◆ **EXERCISE MATERIALS**
======

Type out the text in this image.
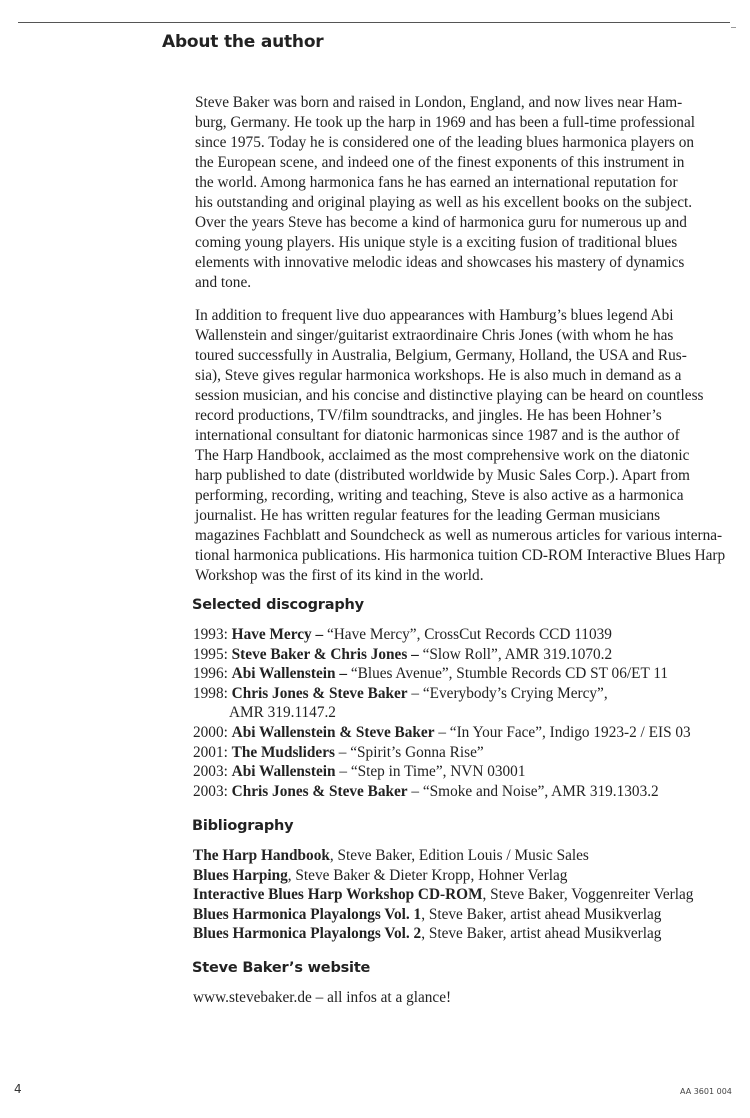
About the author
Steve Baker was born and raised in London, England, and now lives near Ham-
burg, Germany. He took up the harp in 1969 and has been a full-time professional
since 1975. Today he is considered one of the leading blues harmonica players on
the European scene, and indeed one of the finest exponents of this instrument in
the world. Among harmonica fans he has earned an international reputation for
his outstanding and original playing as well as his excellent books on the subject.
Over the years Steve has become a kind of harmonica guru for numerous up and
coming young players. His unique style is a exciting fusion of traditional blues
elements with innovative melodic ideas and showcases his mastery of dynamics
and tone.
In addition to frequent live duo appearances with Hamburg’s blues legend Abi
Wallenstein and singer/guitarist extraordinaire Chris Jones (with whom he has
toured successfully in Australia, Belgium, Germany, Holland, the USA and Rus-
sia), Steve gives regular harmonica workshops. He is also much in demand as a
session musician, and his concise and distinctive playing can be heard on countless
record productions, TV/film soundtracks, and jingles. He has been Hohner’s
international consultant for diatonic harmonicas since 1987 and is the author of
The Harp Handbook, acclaimed as the most comprehensive work on the diatonic
harp published to date (distributed worldwide by Music Sales Corp.). Apart from
performing, recording, writing and teaching, Steve is also active as a harmonica
journalist. He has written regular features for the leading German musicians
magazines Fachblatt and Soundcheck as well as numerous articles for various interna-
tional harmonica publications. His harmonica tuition CD-ROM Interactive Blues Harp
Workshop was the first of its kind in the world.
Selected discography
1993: Have Mercy – “Have Mercy”, CrossCut Records CCD 11039
1995: Steve Baker & Chris Jones – “Slow Roll”, AMR 319.1070.2
1996: Abi Wallenstein – “Blues Avenue”, Stumble Records CD ST 06/ET 11
1998: Chris Jones & Steve Baker – “Everybody’s Crying Mercy”,
AMR 319.1147.2
2000: Abi Wallenstein & Steve Baker – “In Your Face”, Indigo 1923-2 / EIS 03
2001: The Mudsliders – “Spirit’s Gonna Rise”
2003: Abi Wallenstein – “Step in Time”, NVN 03001
2003: Chris Jones & Steve Baker – “Smoke and Noise”, AMR 319.1303.2
Bibliography
The Harp Handbook, Steve Baker, Edition Louis / Music Sales
Blues Harping, Steve Baker & Dieter Kropp, Hohner Verlag
Interactive Blues Harp Workshop CD-ROM, Steve Baker, Voggenreiter Verlag
Blues Harmonica Playalongs Vol. 1, Steve Baker, artist ahead Musikverlag
Blues Harmonica Playalongs Vol. 2, Steve Baker, artist ahead Musikverlag
Steve Baker’s website
www.stevebaker.de – all infos at a glance!
4	AA 3601 004
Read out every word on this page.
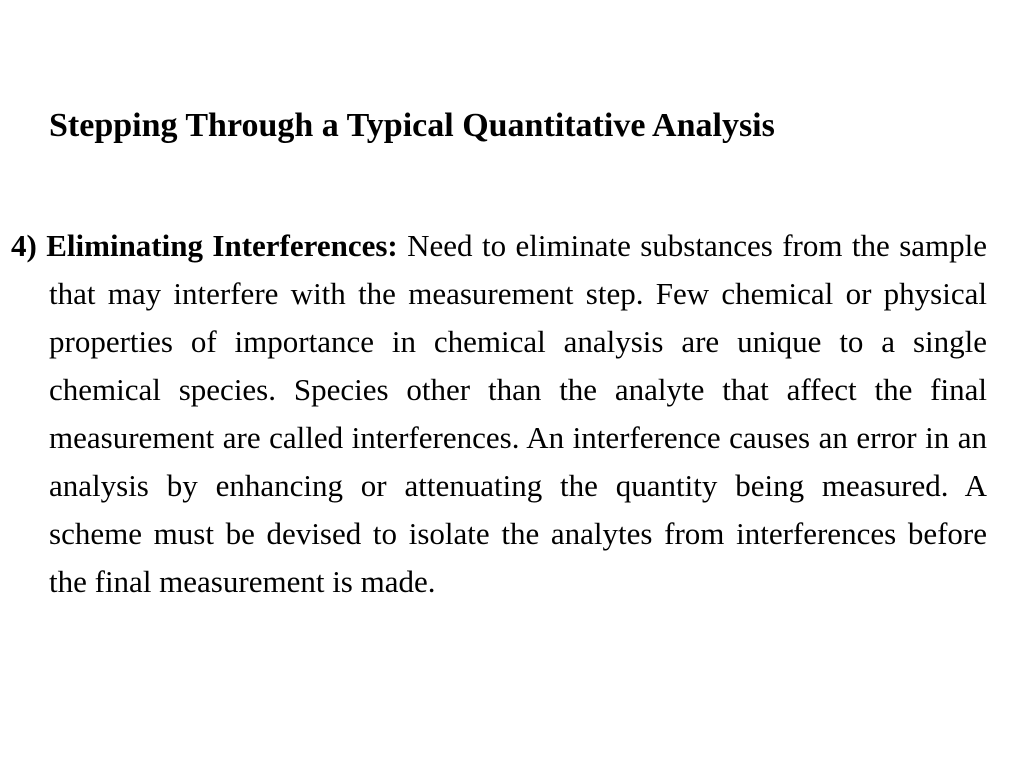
Stepping Through a Typical Quantitative Analysis

4) Eliminating Interferences: Need to eliminate substances from the sample that may interfere with the measurement step. Few chemical or physical properties of importance in chemical analysis are unique to a single chemical species. Species other than the analyte that affect the final measurement are called interferences. An interference causes an error in an analysis by enhancing or attenuating the quantity being measured. A scheme must be devised to isolate the analytes from interferences before the final measurement is made.
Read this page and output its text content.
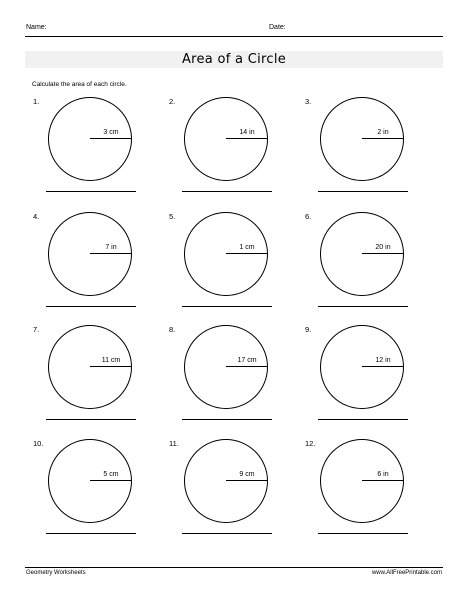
Name:	Date:
Area of a Circle
Calculate the area of each circle.
1.
3 cm
2.
14 in
3.
2 in
4.
7 in
5.
1 cm
6.
20 in
7.
11 cm
8.
17 cm
9.
12 in
10.
5 cm
11.
9 cm
12.
6 in
Geometry Worksheets	www.AllFreePrintable.com
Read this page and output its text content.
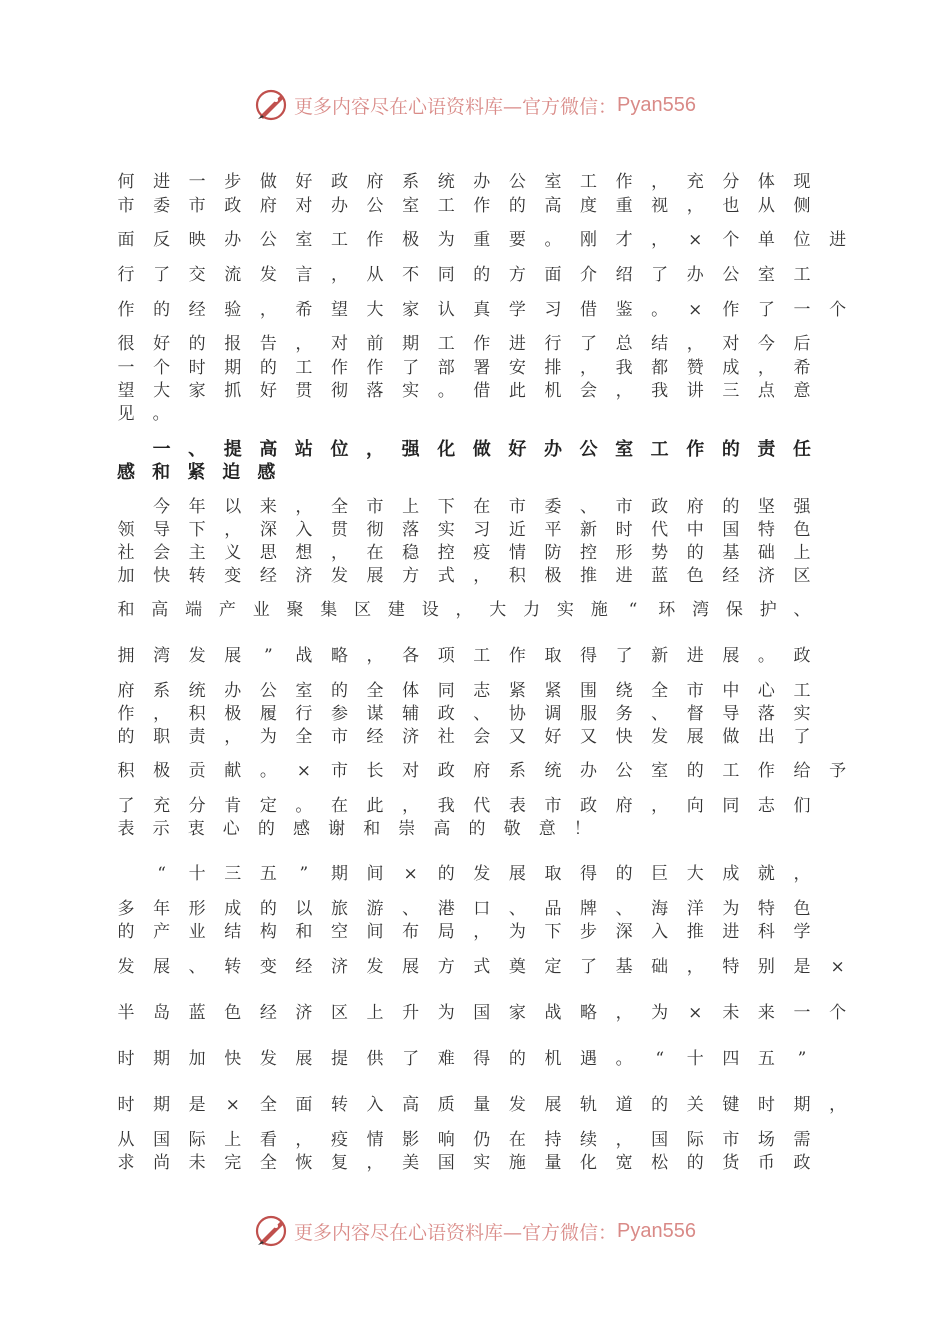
更多内容尽在心语资料库—官方微信： Pyan556
何 进 一 步 做 好 政 府 系 统 办 公 室 工 作 ， 充 分 体 现
市 委 市 政 府 对 办 公 室 工 作 的 高 度 重 视 ， 也 从 侧
面 反 映 办 公 室 工 作 极 为 重 要 。 刚 才 ， × 个 单 位 进
行 了 交 流 发 言 ， 从 不 同 的 方 面 介 绍 了 办 公 室 工
作 的 经 验 ， 希 望 大 家 认 真 学 习 借 鉴 。 × 作 了 一 个
很 好 的 报 告 ， 对 前 期 工 作 进 行 了 总 结 ， 对 今 后
一 个 时 期 的 工 作 作 了 部 署 安 排 ， 我 都 赞 成 ， 希
望 大 家 抓 好 贯 彻 落 实 。 借 此 机 会 ， 我 讲 三 点 意
见 。

一 、 提 高 站 位 ， 强 化 做 好 办 公 室 工 作 的 责 任
感 和 紧 迫 感

今 年 以 来 ， 全 市 上 下 在 市 委 、 市 政 府 的 坚 强
领 导 下 ， 深 入 贯 彻 落 实 习 近 平 新 时 代 中 国 特 色
社 会 主 义 思 想 ， 在 稳 控 疫 情 防 控 形 势 的 基 础 上
加 快 转 变 经 济 发 展 方 式 ， 积 极 推 进 蓝 色 经 济 区
和 高 端 产 业 聚 集 区 建 设 ， 大 力 实 施	“	环 湾 保 护 、
拥 湾 发 展	”	战 略 ， 各 项 工 作 取 得 了 新 进 展 。 政
府 系 统 办 公 室 的 全 体 同 志 紧 紧 围 绕 全 市 中 心 工
作 ， 积 极 履 行 参 谋 辅 政 、 协 调 服 务 、 督 导 落 实
的 职 责 ， 为 全 市 经 济 社 会 又 好 又 快 发 展 做 出 了
积 极 贡 献 。 × 市 长 对 政 府 系 统 办 公 室 的 工 作 给 予
了 充 分 肯 定 。 在 此 ， 我 代 表 市 政 府 ， 向 同 志 们
表 示 衷 心 的 感 谢 和 崇 高 的 敬 意 ！

“	十 三 五	”	期 间 × 的 发 展 取 得 的 巨 大 成 就 ，
多 年 形 成 的 以 旅 游 、 港 口 、 品 牌 、 海 洋 为 特 色
的 产 业 结 构 和 空 间 布 局 ， 为 下 步 深 入 推 进 科 学
发 展 、 转 变 经 济 发 展 方 式 奠 定 了 基 础 ， 特 别 是 ×
半 岛 蓝 色 经 济 区 上 升 为 国 家 战 略 ， 为 × 未 来 一 个
时 期 加 快 发 展 提 供 了 难 得 的 机 遇 。	“	十 四 五	”
时 期 是 × 全 面 转 入 高 质 量 发 展 轨 道 的 关 键 时 期 ，
从 国 际 上 看 ， 疫 情 影 响 仍 在 持 续 ， 国 际 市 场 需
求 尚 未 完 全 恢 复 ， 美 国 实 施 量 化 宽 松 的 货 币 政
更多内容尽在心语资料库—官方微信： Pyan556
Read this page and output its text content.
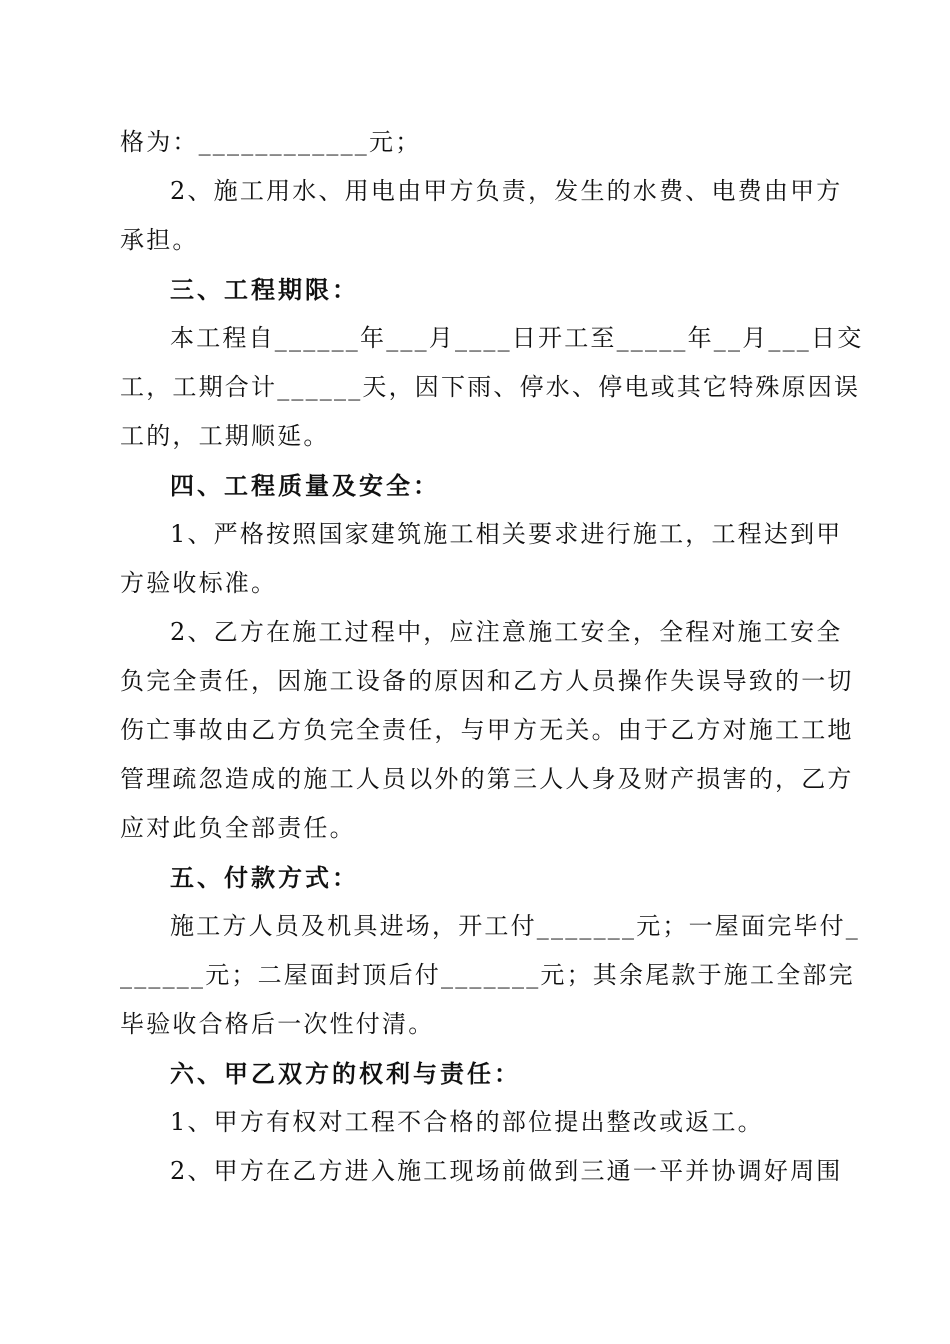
格为：____________元；
2、施工用水、用电由甲方负责，发生的水费、电费由甲方
承担。
三、工程期限：
本工程自______年___月____日开工至_____年__月___日交
工，工期合计______天，因下雨、停水、停电或其它特殊原因误
工的，工期顺延。
四、工程质量及安全：
1、严格按照国家建筑施工相关要求进行施工，工程达到甲
方验收标准。
2、乙方在施工过程中，应注意施工安全，全程对施工安全
负完全责任，因施工设备的原因和乙方人员操作失误导致的一切
伤亡事故由乙方负完全责任，与甲方无关。由于乙方对施工工地
管理疏忽造成的施工人员以外的第三人人身及财产损害的，乙方
应对此负全部责任。
五、付款方式：
施工方人员及机具进场，开工付_______元；一屋面完毕付_
______元；二屋面封顶后付_______元；其余尾款于施工全部完
毕验收合格后一次性付清。
六、甲乙双方的权利与责任：
1、甲方有权对工程不合格的部位提出整改或返工。
2、甲方在乙方进入施工现场前做到三通一平并协调好周围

======

◆ **WRITTEN TASK**
Reproduce the material above in full, exactly, with no images.

◆ **EXERCISE OUTPUT**
Type out the text in this image.
About the author
Steve Baker was born and raised in London, England, and now lives near Ham-
burg, Germany. He took up the harp in 1969 and has been a full-time professional
since 1975. Today he is considered one of the leading blues harmonica players on
the European scene, and indeed one of the finest exponents of this instrument in
the world. Among harmonica fans he has earned an international reputation for
his outstanding and original playing as well as his excellent books on the subject.
Over the years Steve has become a kind of harmonica guru for numerous up and
coming young players. His unique style is a exciting fusion of traditional blues
elements with innovative melodic ideas and showcases his mastery of dynamics
and tone.
In addition to frequent live duo appearances with Hamburg’s blues legend Abi
Wallenstein and singer/guitarist extraordinaire Chris Jones (with whom he has
toured successfully in Australia, Belgium, Germany, Holland, the USA and Rus-
sia), Steve gives regular harmonica workshops. He is also much in demand as a
session musician, and his concise and distinctive playing can be heard on countless
record productions, TV/film soundtracks, and jingles. He has been Hohner’s
international consultant for diatonic harmonicas since 1987 and is the author of
The Harp Handbook, acclaimed as the most comprehensive work on the diatonic
harp published to date (distributed worldwide by Music Sales Corp.). Apart from
performing, recording, writing and teaching, Steve is also active as a harmonica
journalist. He has written regular features for the leading German musicians
magazines Fachblatt and Soundcheck as well as numerous articles for various interna-
tional harmonica publications. His harmonica tuition CD-ROM Interactive Blues Harp
Workshop was the first of its kind in the world.
Selected discography
1993: Have Mercy – “Have Mercy”, CrossCut Records CCD 11039
1995: Steve Baker & Chris Jones – “Slow Roll”, AMR 319.1070.2
1996: Abi Wallenstein – “Blues Avenue”, Stumble Records CD ST 06/ET 11
1998: Chris Jones & Steve Baker – “Everybody’s Crying Mercy”,
AMR 319.1147.2
2000: Abi Wallenstein & Steve Baker – “In Your Face”, Indigo 1923-2 / EIS 03
2001: The Mudsliders – “Spirit’s Gonna Rise”
2003: Abi Wallenstein – “Step in Time”, NVN 03001
2003: Chris Jones & Steve Baker – “Smoke and Noise”, AMR 319.1303.2
Bibliography
The Harp Handbook, Steve Baker, Edition Louis / Music Sales
Blues Harping, Steve Baker & Dieter Kropp, Hohner Verlag
Interactive Blues Harp Workshop CD-ROM, Steve Baker, Voggenreiter Verlag
Blues Harmonica Playalongs Vol. 1, Steve Baker, artist ahead Musikverlag
Blues Harmonica Playalongs Vol. 2, Steve Baker, artist ahead Musikverlag
Steve Baker’s website
www.stevebaker.de – all infos at a glance!
4	AA 3601 004
Read out every word on this page.
Stepping Through a Typical Quantitative Analysis

4) Eliminating Interferences: Need to eliminate substances from the sample that may interfere with the measurement step. Few chemical or physical properties of importance in chemical analysis are unique to a single chemical species. Species other than the analyte that affect the final measurement are called interferences. An interference causes an error in an analysis by enhancing or attenuating the quantity being measured. A scheme must be devised to isolate the analytes from interferences before the final measurement is made.
Read this page and output its text content.
Name:	Date:
Area of a Circle
Calculate the area of each circle.
1.
3 cm
2.
14 in
3.
2 in
4.
7 in
5.
1 cm
6.
20 in
7.
11 cm
8.
17 cm
9.
12 in
10.
5 cm
11.
9 cm
12.
6 in
Geometry Worksheets	www.AllFreePrintable.com
Read this page and output its text content.
更多内容尽在心语资料库—官方微信： Pyan556
何 进 一 步 做 好 政 府 系 统 办 公 室 工 作 ， 充 分 体 现
市 委 市 政 府 对 办 公 室 工 作 的 高 度 重 视 ， 也 从 侧
面 反 映 办 公 室 工 作 极 为 重 要 。 刚 才 ， × 个 单 位 进
行 了 交 流 发 言 ， 从 不 同 的 方 面 介 绍 了 办 公 室 工
作 的 经 验 ， 希 望 大 家 认 真 学 习 借 鉴 。 × 作 了 一 个
很 好 的 报 告 ， 对 前 期 工 作 进 行 了 总 结 ， 对 今 后
一 个 时 期 的 工 作 作 了 部 署 安 排 ， 我 都 赞 成 ， 希
望 大 家 抓 好 贯 彻 落 实 。 借 此 机 会 ， 我 讲 三 点 意
见 。

一 、 提 高 站 位 ， 强 化 做 好 办 公 室 工 作 的 责 任
感 和 紧 迫 感

今 年 以 来 ， 全 市 上 下 在 市 委 、 市 政 府 的 坚 强
领 导 下 ， 深 入 贯 彻 落 实 习 近 平 新 时 代 中 国 特 色
社 会 主 义 思 想 ， 在 稳 控 疫 情 防 控 形 势 的 基 础 上
加 快 转 变 经 济 发 展 方 式 ， 积 极 推 进 蓝 色 经 济 区
和 高 端 产 业 聚 集 区 建 设 ， 大 力 实 施	“	环 湾 保 护 、
拥 湾 发 展	”	战 略 ， 各 项 工 作 取 得 了 新 进 展 。 政
府 系 统 办 公 室 的 全 体 同 志 紧 紧 围 绕 全 市 中 心 工
作 ， 积 极 履 行 参 谋 辅 政 、 协 调 服 务 、 督 导 落 实
的 职 责 ， 为 全 市 经 济 社 会 又 好 又 快 发 展 做 出 了
积 极 贡 献 。 × 市 长 对 政 府 系 统 办 公 室 的 工 作 给 予
了 充 分 肯 定 。 在 此 ， 我 代 表 市 政 府 ， 向 同 志 们
表 示 衷 心 的 感 谢 和 崇 高 的 敬 意 ！

“	十 三 五	”	期 间 × 的 发 展 取 得 的 巨 大 成 就 ，
多 年 形 成 的 以 旅 游 、 港 口 、 品 牌 、 海 洋 为 特 色
的 产 业 结 构 和 空 间 布 局 ， 为 下 步 深 入 推 进 科 学
发 展 、 转 变 经 济 发 展 方 式 奠 定 了 基 础 ， 特 别 是 ×
半 岛 蓝 色 经 济 区 上 升 为 国 家 战 略 ， 为 × 未 来 一 个
时 期 加 快 发 展 提 供 了 难 得 的 机 遇 。	“	十 四 五	”
时 期 是 × 全 面 转 入 高 质 量 发 展 轨 道 的 关 键 时 期 ，
从 国 际 上 看 ， 疫 情 影 响 仍 在 持 续 ， 国 际 市 场 需
求 尚 未 完 全 恢 复 ， 美 国 实 施 量 化 宽 松 的 货 币 政
更多内容尽在心语资料库—官方微信： Pyan556
Read this page and output its text content.
格为：____________元；
2、施工用水、用电由甲方负责，发生的水费、电费由甲方
承担。
三、工程期限：
本工程自______年___月____日开工至_____年__月___日交
工，工期合计______天，因下雨、停水、停电或其它特殊原因误
工的，工期顺延。
四、工程质量及安全：
1、严格按照国家建筑施工相关要求进行施工，工程达到甲
方验收标准。
2、乙方在施工过程中，应注意施工安全，全程对施工安全
负完全责任，因施工设备的原因和乙方人员操作失误导致的一切
伤亡事故由乙方负完全责任，与甲方无关。由于乙方对施工工地
管理疏忽造成的施工人员以外的第三人人身及财产损害的，乙方
应对此负全部责任。
五、付款方式：
施工方人员及机具进场，开工付_______元；一屋面完毕付_
______元；二屋面封顶后付_______元；其余尾款于施工全部完
毕验收合格后一次性付清。
六、甲乙双方的权利与责任：
1、甲方有权对工程不合格的部位提出整改或返工。
2、甲方在乙方进入施工现场前做到三通一平并协调好周围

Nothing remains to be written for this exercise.